**Instruction:** Write the material out again in full, exactly.

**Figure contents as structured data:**
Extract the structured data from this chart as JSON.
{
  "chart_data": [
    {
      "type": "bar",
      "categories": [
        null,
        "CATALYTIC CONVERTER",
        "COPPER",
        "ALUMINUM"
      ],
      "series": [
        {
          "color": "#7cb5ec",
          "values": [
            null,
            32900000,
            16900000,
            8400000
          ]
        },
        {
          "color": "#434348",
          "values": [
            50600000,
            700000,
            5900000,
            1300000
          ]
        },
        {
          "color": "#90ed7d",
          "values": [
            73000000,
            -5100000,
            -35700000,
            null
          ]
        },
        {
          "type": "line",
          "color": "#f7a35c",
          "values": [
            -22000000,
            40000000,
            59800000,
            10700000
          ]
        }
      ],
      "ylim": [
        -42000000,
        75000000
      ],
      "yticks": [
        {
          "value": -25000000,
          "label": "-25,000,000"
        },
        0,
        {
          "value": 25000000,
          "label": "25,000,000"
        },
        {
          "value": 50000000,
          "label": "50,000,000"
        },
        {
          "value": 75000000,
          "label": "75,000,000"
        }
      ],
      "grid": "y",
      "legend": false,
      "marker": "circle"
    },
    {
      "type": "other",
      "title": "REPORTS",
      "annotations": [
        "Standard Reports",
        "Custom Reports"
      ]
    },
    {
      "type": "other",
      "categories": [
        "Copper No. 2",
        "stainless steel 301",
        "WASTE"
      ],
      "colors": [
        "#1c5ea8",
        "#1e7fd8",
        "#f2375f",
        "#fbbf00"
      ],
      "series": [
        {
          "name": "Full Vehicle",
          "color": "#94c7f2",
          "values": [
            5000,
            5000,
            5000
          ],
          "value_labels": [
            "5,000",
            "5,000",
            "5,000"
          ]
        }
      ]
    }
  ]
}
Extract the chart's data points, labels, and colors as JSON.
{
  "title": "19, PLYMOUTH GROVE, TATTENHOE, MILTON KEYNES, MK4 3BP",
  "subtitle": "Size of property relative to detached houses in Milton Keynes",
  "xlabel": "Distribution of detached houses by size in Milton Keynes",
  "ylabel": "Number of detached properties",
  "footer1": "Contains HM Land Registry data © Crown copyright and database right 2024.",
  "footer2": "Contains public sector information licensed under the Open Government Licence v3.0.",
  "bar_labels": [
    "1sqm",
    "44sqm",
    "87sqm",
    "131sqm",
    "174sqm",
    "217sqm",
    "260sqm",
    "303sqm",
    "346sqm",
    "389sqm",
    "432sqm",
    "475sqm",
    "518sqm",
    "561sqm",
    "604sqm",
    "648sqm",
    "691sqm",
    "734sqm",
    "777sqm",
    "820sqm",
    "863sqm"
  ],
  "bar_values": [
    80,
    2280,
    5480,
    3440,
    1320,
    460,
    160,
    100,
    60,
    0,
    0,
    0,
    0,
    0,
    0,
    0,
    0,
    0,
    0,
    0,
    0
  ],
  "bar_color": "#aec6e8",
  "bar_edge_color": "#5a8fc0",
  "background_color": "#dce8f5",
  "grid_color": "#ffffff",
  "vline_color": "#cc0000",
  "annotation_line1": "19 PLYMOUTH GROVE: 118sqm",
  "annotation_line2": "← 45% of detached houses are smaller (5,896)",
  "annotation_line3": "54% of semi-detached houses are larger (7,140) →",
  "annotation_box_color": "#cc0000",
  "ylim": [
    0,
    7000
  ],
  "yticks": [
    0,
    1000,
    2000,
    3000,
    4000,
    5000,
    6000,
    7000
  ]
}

**Solution for this task:**
Extract the structured data from this chart as JSON.
{
  "chart_data": [
    {
      "type": "bar",
      "categories": [
        null,
        "CATALYTIC CONVERTER",
        "COPPER",
        "ALUMINUM"
      ],
      "series": [
        {
          "color": "#7cb5ec",
          "values": [
            null,
            32900000,
            16900000,
            8400000
          ]
        },
        {
          "color": "#434348",
          "values": [
            50600000,
            700000,
            5900000,
            1300000
          ]
        },
        {
          "color": "#90ed7d",
          "values": [
            73000000,
            -5100000,
            -35700000,
            null
          ]
        },
        {
          "type": "line",
          "color": "#f7a35c",
          "values": [
            -22000000,
            40000000,
            59800000,
            10700000
          ]
        }
      ],
      "ylim": [
        -42000000,
        75000000
      ],
      "yticks": [
        {
          "value": -25000000,
          "label": "-25,000,000"
        },
        0,
        {
          "value": 25000000,
          "label": "25,000,000"
        },
        {
          "value": 50000000,
          "label": "50,000,000"
        },
        {
          "value": 75000000,
          "label": "75,000,000"
        }
      ],
      "grid": "y",
      "legend": false,
      "marker": "circle"
    },
    {
      "type": "other",
      "title": "REPORTS",
      "annotations": [
        "Standard Reports",
        "Custom Reports"
      ]
    },
    {
      "type": "other",
      "categories": [
        "Copper No. 2",
        "stainless steel 301",
        "WASTE"
      ],
      "colors": [
        "#1c5ea8",
        "#1e7fd8",
        "#f2375f",
        "#fbbf00"
      ],
      "series": [
        {
          "name": "Full Vehicle",
          "color": "#94c7f2",
          "values": [
            5000,
            5000,
            5000
          ],
          "value_labels": [
            "5,000",
            "5,000",
            "5,000"
          ]
        }
      ]
    }
  ]
}
Extract the chart's data points, labels, and colors as JSON.
{
  "title": "19, PLYMOUTH GROVE, TATTENHOE, MILTON KEYNES, MK4 3BP",
  "subtitle": "Size of property relative to detached houses in Milton Keynes",
  "xlabel": "Distribution of detached houses by size in Milton Keynes",
  "ylabel": "Number of detached properties",
  "footer1": "Contains HM Land Registry data © Crown copyright and database right 2024.",
  "footer2": "Contains public sector information licensed under the Open Government Licence v3.0.",
  "bar_labels": [
    "1sqm",
    "44sqm",
    "87sqm",
    "131sqm",
    "174sqm",
    "217sqm",
    "260sqm",
    "303sqm",
    "346sqm",
    "389sqm",
    "432sqm",
    "475sqm",
    "518sqm",
    "561sqm",
    "604sqm",
    "648sqm",
    "691sqm",
    "734sqm",
    "777sqm",
    "820sqm",
    "863sqm"
  ],
  "bar_values": [
    80,
    2280,
    5480,
    3440,
    1320,
    460,
    160,
    100,
    60,
    0,
    0,
    0,
    0,
    0,
    0,
    0,
    0,
    0,
    0,
    0,
    0
  ],
  "bar_color": "#aec6e8",
  "bar_edge_color": "#5a8fc0",
  "background_color": "#dce8f5",
  "grid_color": "#ffffff",
  "vline_color": "#cc0000",
  "annotation_line1": "19 PLYMOUTH GROVE: 118sqm",
  "annotation_line2": "← 45% of detached houses are smaller (5,896)",
  "annotation_line3": "54% of semi-detached houses are larger (7,140) →",
  "annotation_box_color": "#cc0000",
  "ylim": [
    0,
    7000
  ],
  "yticks": [
    0,
    1000,
    2000,
    3000,
    4000,
    5000,
    6000,
    7000
  ]
}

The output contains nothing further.